Structured figure records:
# # # # # # #

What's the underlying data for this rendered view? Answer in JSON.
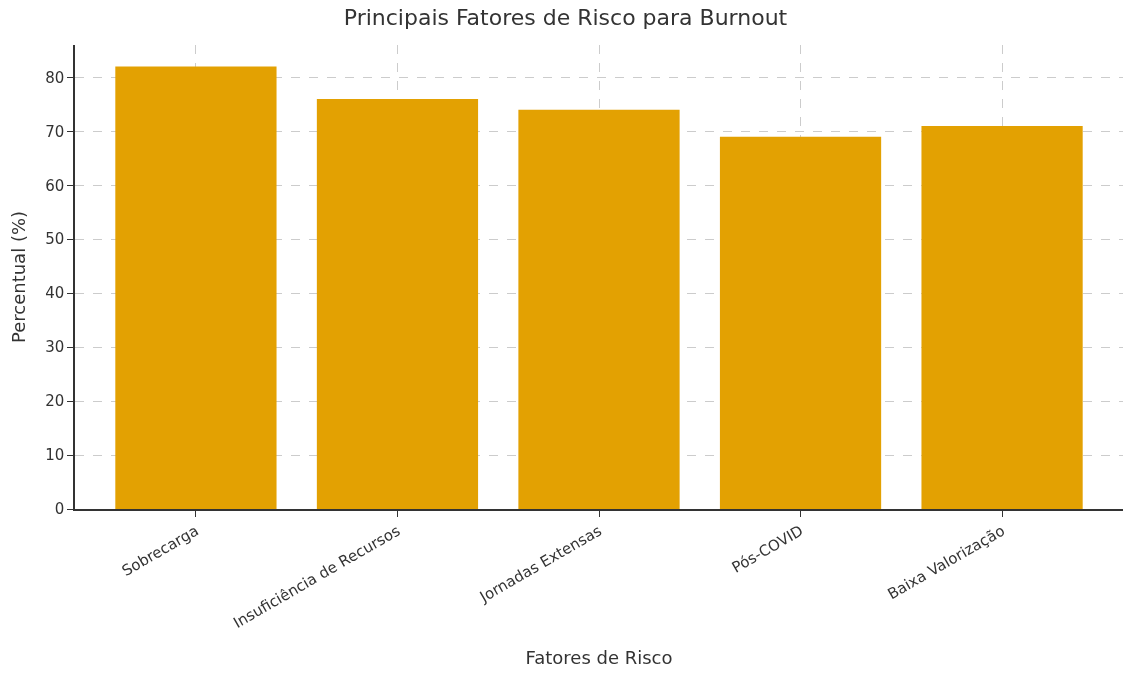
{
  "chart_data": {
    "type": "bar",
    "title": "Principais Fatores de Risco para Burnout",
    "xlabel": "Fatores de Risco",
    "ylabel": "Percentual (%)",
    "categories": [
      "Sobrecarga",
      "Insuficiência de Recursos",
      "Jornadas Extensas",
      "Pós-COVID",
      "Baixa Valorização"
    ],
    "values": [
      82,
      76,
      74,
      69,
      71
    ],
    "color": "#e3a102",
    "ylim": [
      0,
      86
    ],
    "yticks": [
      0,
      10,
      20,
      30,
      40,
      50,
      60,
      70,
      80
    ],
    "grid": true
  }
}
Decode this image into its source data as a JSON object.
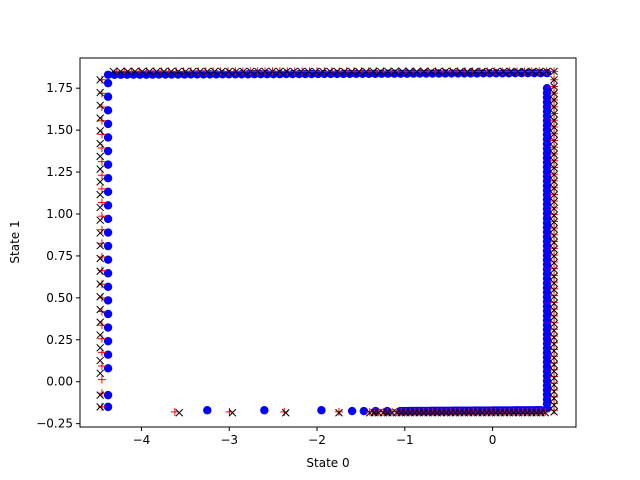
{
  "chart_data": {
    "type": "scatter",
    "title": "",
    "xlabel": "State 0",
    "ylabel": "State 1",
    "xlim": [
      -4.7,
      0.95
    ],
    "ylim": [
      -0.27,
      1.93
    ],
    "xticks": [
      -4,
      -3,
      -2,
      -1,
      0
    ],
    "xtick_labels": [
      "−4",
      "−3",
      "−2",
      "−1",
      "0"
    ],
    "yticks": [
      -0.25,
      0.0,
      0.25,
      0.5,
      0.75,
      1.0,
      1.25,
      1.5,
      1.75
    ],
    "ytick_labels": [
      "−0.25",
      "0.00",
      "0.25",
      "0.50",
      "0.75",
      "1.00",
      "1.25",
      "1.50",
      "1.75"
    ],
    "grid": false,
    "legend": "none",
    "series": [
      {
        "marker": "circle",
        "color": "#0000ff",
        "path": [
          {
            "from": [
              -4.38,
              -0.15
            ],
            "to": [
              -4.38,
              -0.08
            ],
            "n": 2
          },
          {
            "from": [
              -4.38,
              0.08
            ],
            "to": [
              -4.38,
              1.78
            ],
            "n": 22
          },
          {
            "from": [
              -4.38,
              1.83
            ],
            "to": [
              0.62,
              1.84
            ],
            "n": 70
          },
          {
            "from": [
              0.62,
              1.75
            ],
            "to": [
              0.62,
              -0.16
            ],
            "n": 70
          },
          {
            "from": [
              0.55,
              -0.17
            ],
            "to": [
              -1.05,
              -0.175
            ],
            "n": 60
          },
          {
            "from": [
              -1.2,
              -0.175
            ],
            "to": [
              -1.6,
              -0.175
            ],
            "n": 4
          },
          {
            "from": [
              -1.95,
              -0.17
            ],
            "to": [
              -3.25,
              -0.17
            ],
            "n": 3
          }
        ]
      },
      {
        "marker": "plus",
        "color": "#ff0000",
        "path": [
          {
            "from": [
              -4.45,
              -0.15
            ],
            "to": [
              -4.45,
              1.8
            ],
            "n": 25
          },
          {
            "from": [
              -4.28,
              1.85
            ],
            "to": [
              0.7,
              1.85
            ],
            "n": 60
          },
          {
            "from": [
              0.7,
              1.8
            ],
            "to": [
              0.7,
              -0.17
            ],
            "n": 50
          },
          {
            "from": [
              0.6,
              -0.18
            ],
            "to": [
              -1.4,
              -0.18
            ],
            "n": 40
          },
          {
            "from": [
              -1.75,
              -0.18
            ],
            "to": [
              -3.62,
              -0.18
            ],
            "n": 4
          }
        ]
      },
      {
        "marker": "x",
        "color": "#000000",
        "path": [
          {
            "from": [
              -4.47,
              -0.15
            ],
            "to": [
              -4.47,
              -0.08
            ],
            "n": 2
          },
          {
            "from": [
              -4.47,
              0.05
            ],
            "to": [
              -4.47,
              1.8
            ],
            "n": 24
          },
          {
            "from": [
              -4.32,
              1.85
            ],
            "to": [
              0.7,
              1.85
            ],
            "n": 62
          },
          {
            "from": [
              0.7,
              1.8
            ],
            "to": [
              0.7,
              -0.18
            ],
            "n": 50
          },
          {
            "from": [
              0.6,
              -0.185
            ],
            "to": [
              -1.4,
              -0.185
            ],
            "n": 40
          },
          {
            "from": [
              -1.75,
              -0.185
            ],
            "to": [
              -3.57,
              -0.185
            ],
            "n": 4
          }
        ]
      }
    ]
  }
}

# # # # # # #

**WHAT IS NEEDED**
Show all lines from the data above in which the word "Risco" appears.

**THE RESULT**
    "title": "Principais Fatores de Risco para Burnout",
    "xlabel": "Fatores de Risco",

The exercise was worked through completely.